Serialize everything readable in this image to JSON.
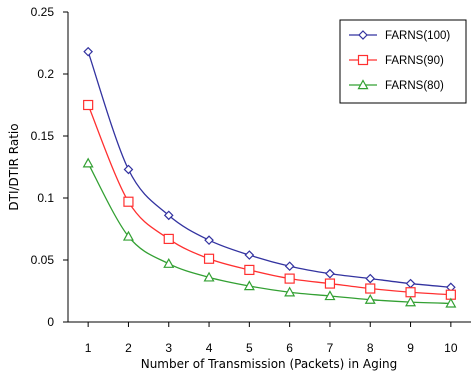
{
  "chart_data": {
    "type": "line",
    "title": "",
    "xlabel": "Number of Transmission (Packets) in Aging",
    "ylabel": "DTI/DTIR Ratio",
    "x": [
      1,
      2,
      3,
      4,
      5,
      6,
      7,
      8,
      9,
      10
    ],
    "xlim": [
      0.5,
      10.5
    ],
    "ylim": [
      0,
      0.25
    ],
    "yticks": [
      "0",
      "0.05",
      "0.1",
      "0.15",
      "0.2",
      "0.25"
    ],
    "xticks": [
      "1",
      "2",
      "3",
      "4",
      "5",
      "6",
      "7",
      "8",
      "9",
      "10"
    ],
    "grid": false,
    "legend_position": "top-right",
    "series": [
      {
        "name": "FARNS(100)",
        "color": "#3333a0",
        "marker": "diamond",
        "values": [
          0.218,
          0.123,
          0.086,
          0.066,
          0.054,
          0.045,
          0.039,
          0.035,
          0.031,
          0.028
        ]
      },
      {
        "name": "FARNS(90)",
        "color": "#ff3030",
        "marker": "square",
        "values": [
          0.175,
          0.097,
          0.067,
          0.051,
          0.042,
          0.035,
          0.031,
          0.027,
          0.024,
          0.022
        ]
      },
      {
        "name": "FARNS(80)",
        "color": "#33a033",
        "marker": "triangle",
        "values": [
          0.128,
          0.069,
          0.047,
          0.036,
          0.029,
          0.024,
          0.021,
          0.018,
          0.016,
          0.015
        ]
      }
    ]
  }
}
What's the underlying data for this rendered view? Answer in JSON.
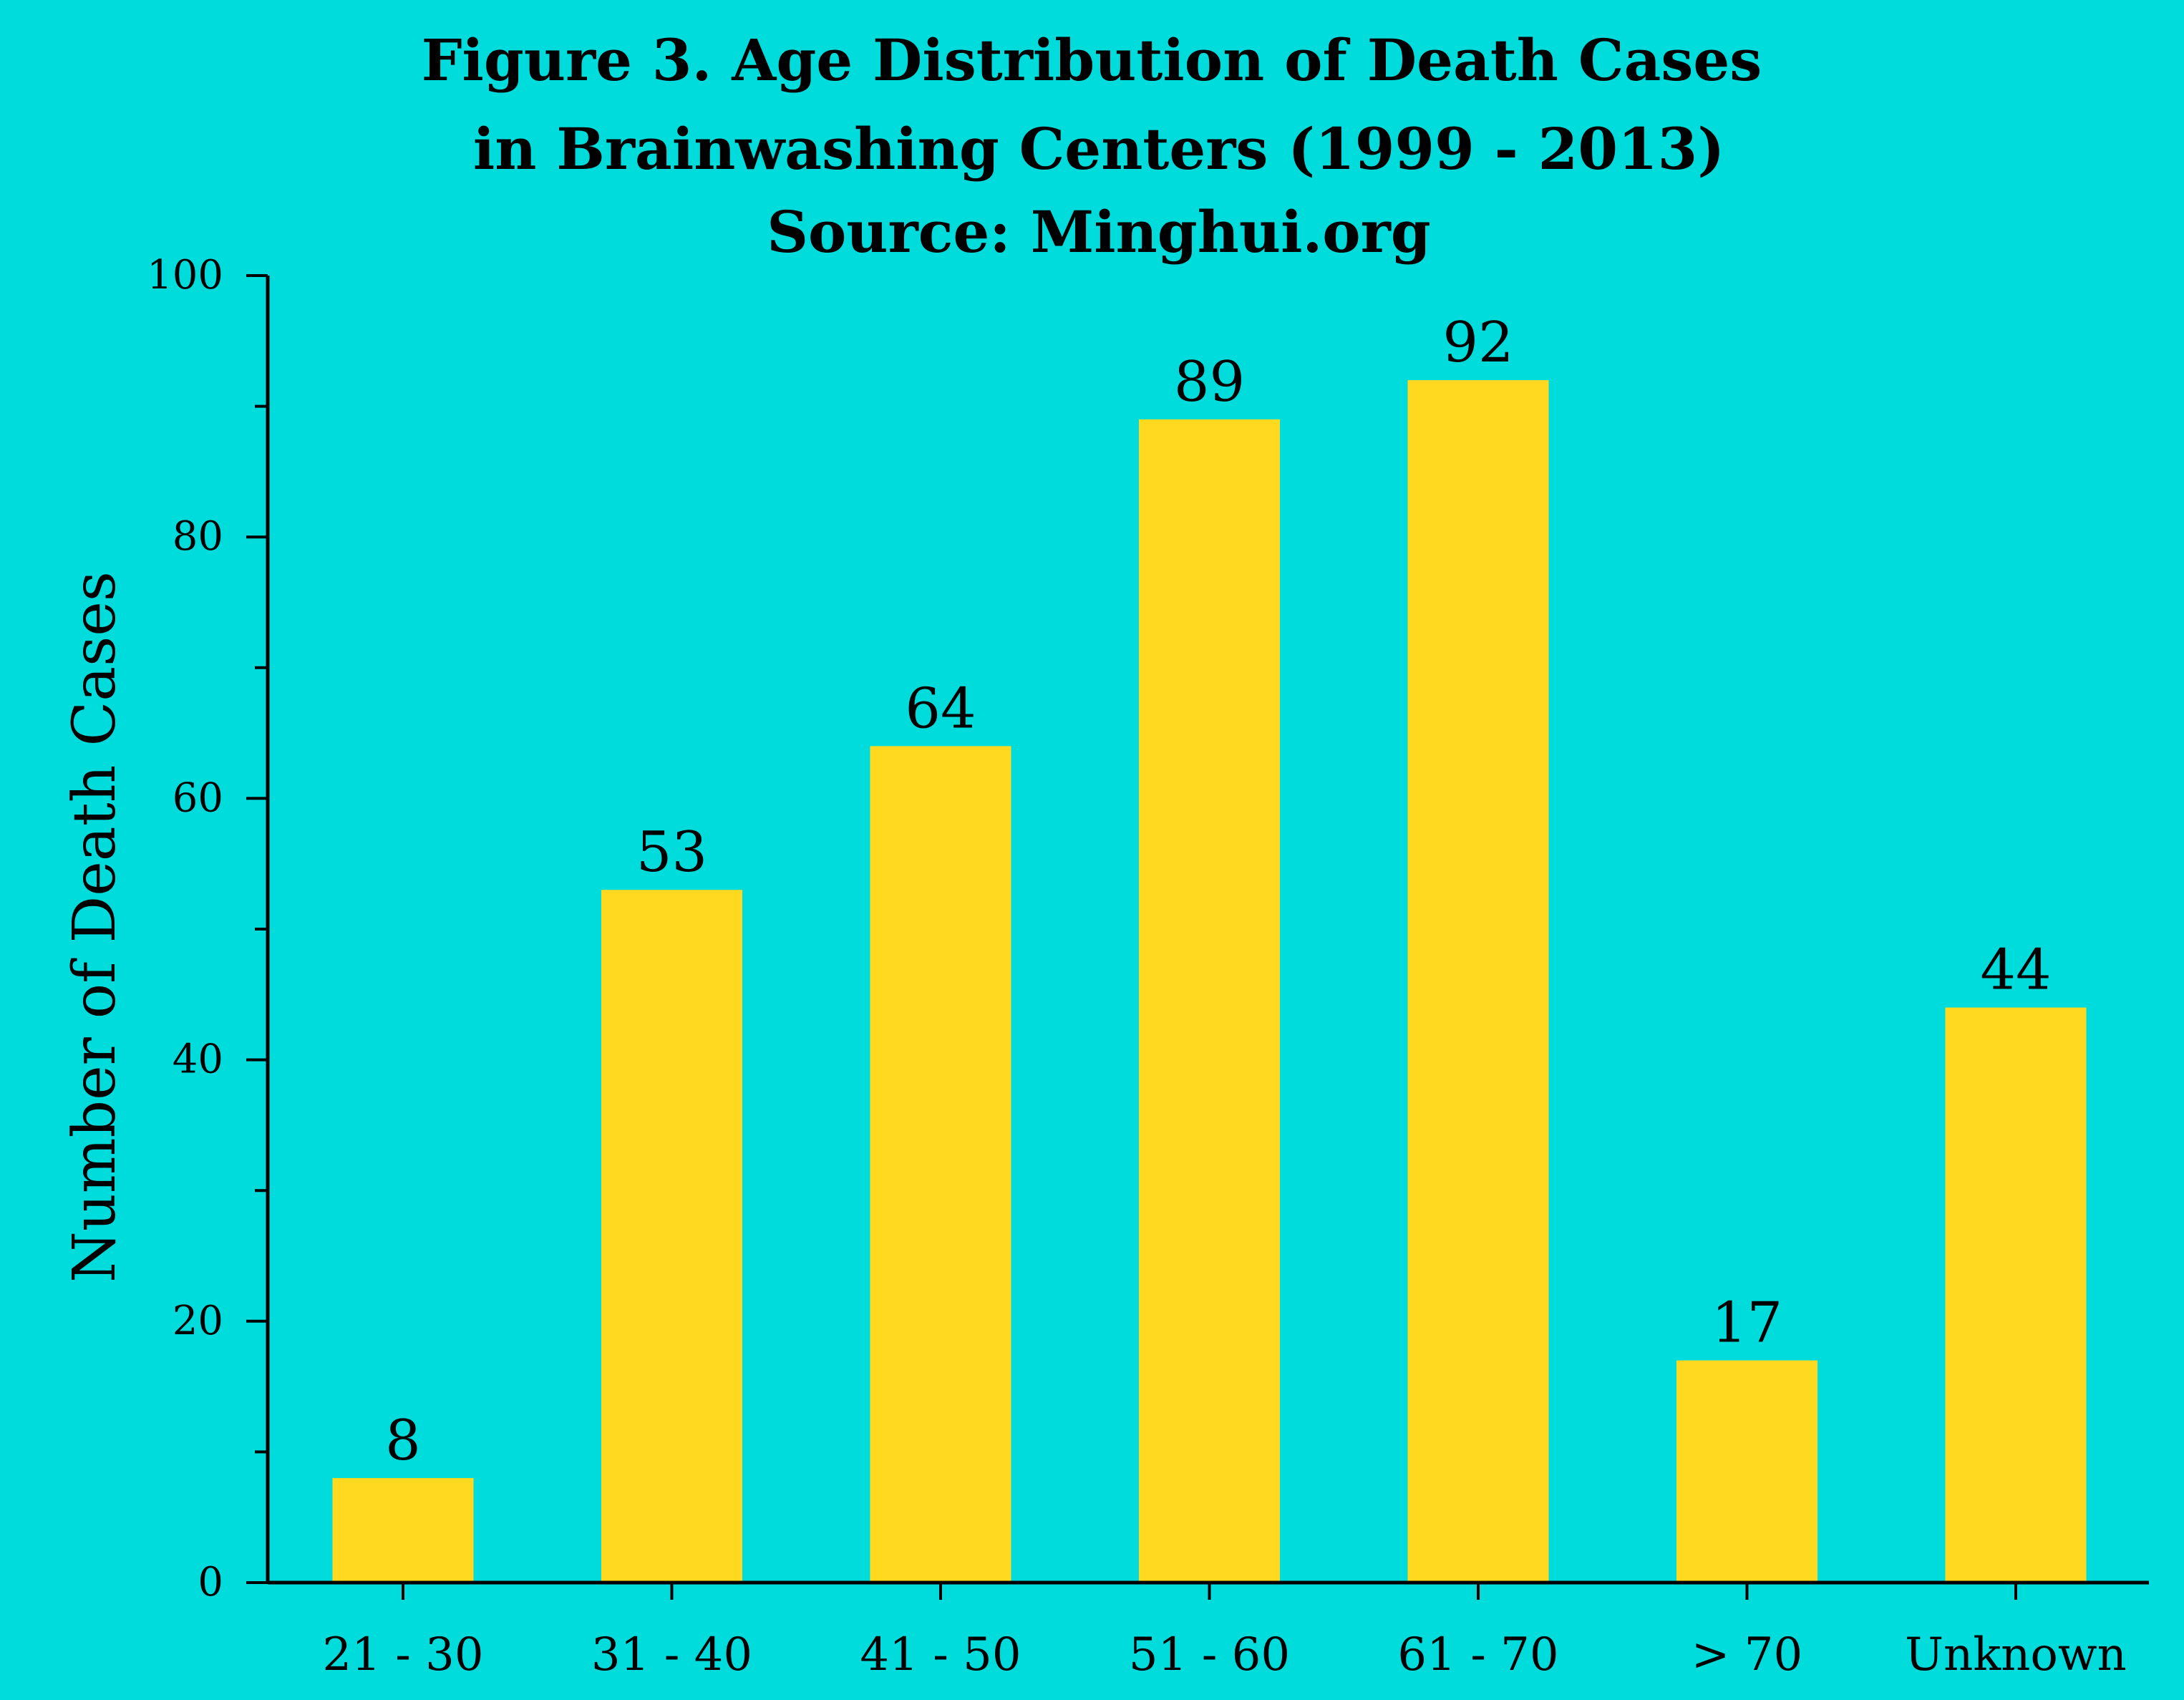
{
  "chart_data": {
    "type": "bar",
    "title_lines": [
      "Figure 3. Age Distribution of Death Cases",
      "in Brainwashing Centers  (1999 - 2013)",
      "Source: Minghui.org"
    ],
    "xlabel": "",
    "ylabel": "Number of Death Cases",
    "categories": [
      "21 - 30",
      "31 - 40",
      "41 - 50",
      "51 - 60",
      "61 - 70",
      "> 70",
      "Unknown"
    ],
    "values": [
      8,
      53,
      64,
      89,
      92,
      17,
      44
    ],
    "data_labels": [
      "8",
      "53",
      "64",
      "89",
      "92",
      "17",
      "44"
    ],
    "ylim": [
      0,
      100
    ],
    "y_ticks": [
      0,
      20,
      40,
      60,
      80,
      100
    ],
    "y_tick_labels": [
      "0",
      "20",
      "40",
      "60",
      "80",
      "100"
    ],
    "y_minor_ticks": [
      10,
      30,
      50,
      70,
      90
    ],
    "grid": false,
    "legend": "none",
    "colors": {
      "background": "#00dcdc",
      "bar": "#ffd820",
      "axis": "#000000",
      "text": "#000000"
    }
  }
}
☆ ☆ ☆ ☆ ☆
Task
From the entries, copy out each line containing the word "FARNS".

The result
        "name": "FARNS(100)",
        "name": "FARNS(90)",
        "name": "FARNS(80)",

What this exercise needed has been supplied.